*Set task:* Search the listing for "Date" and copy every line where it appears.

[Dataset items]

----------

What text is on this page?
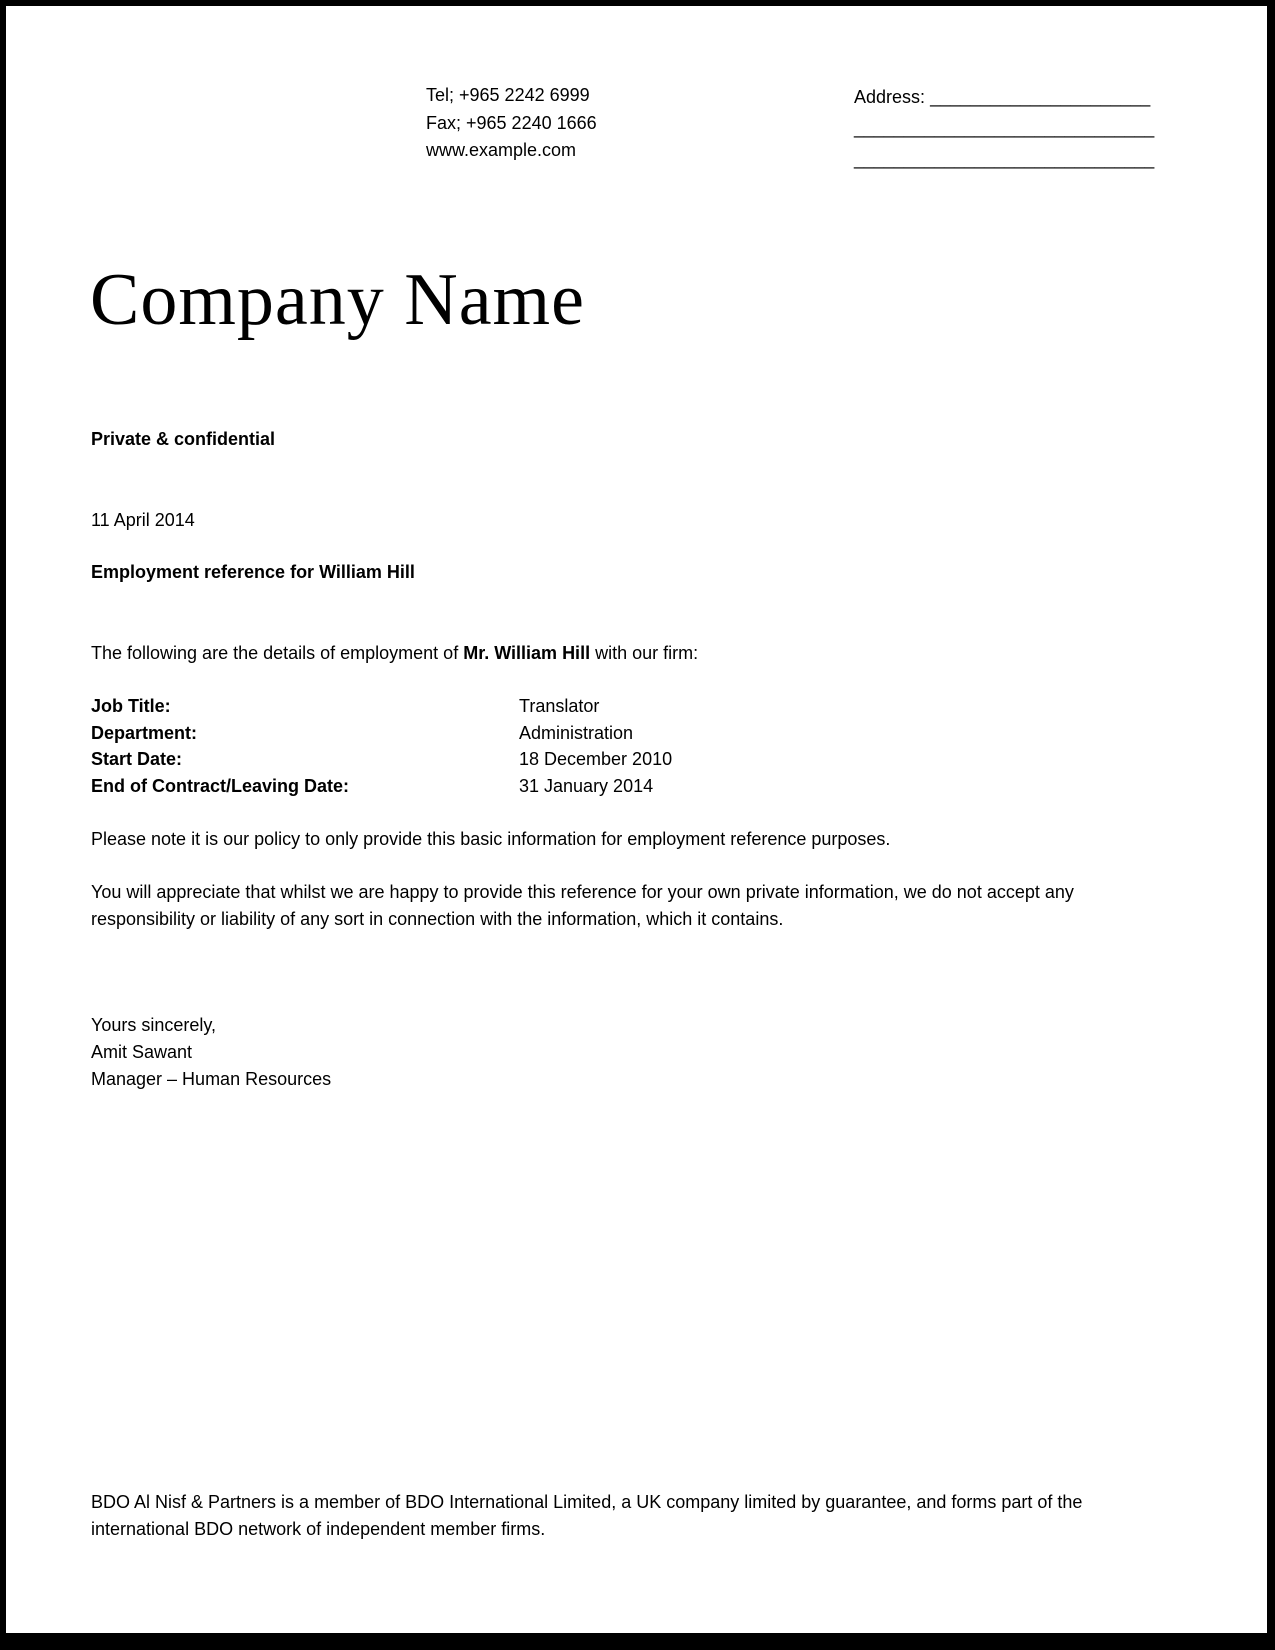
Tel; +965 2242 6999
Fax; +965 2240 1666
www.example.com
Address: ______________________
______________________________
______________________________
Company Name
Private & confidential
11 April 2014
Employment reference for William Hill
The following are the details of employment of Mr. William Hill with our firm:
Job Title:	Translator
Department:	Administration
Start Date:	18 December 2010
End of Contract/Leaving Date:	31 January 2014
Please note it is our policy to only provide this basic information for employment reference purposes.
You will appreciate that whilst we are happy to provide this reference for your own private information, we do not accept any responsibility or liability of any sort in connection with the information, which it contains.
Yours sincerely,
Amit Sawant
Manager – Human Resources
BDO Al Nisf & Partners is a member of BDO International Limited, a UK company limited by guarantee, and forms part of the international BDO network of independent member firms.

----------

*Written solution:*
Start Date:	18 December 2010
End of Contract/Leaving Date:	31 January 2014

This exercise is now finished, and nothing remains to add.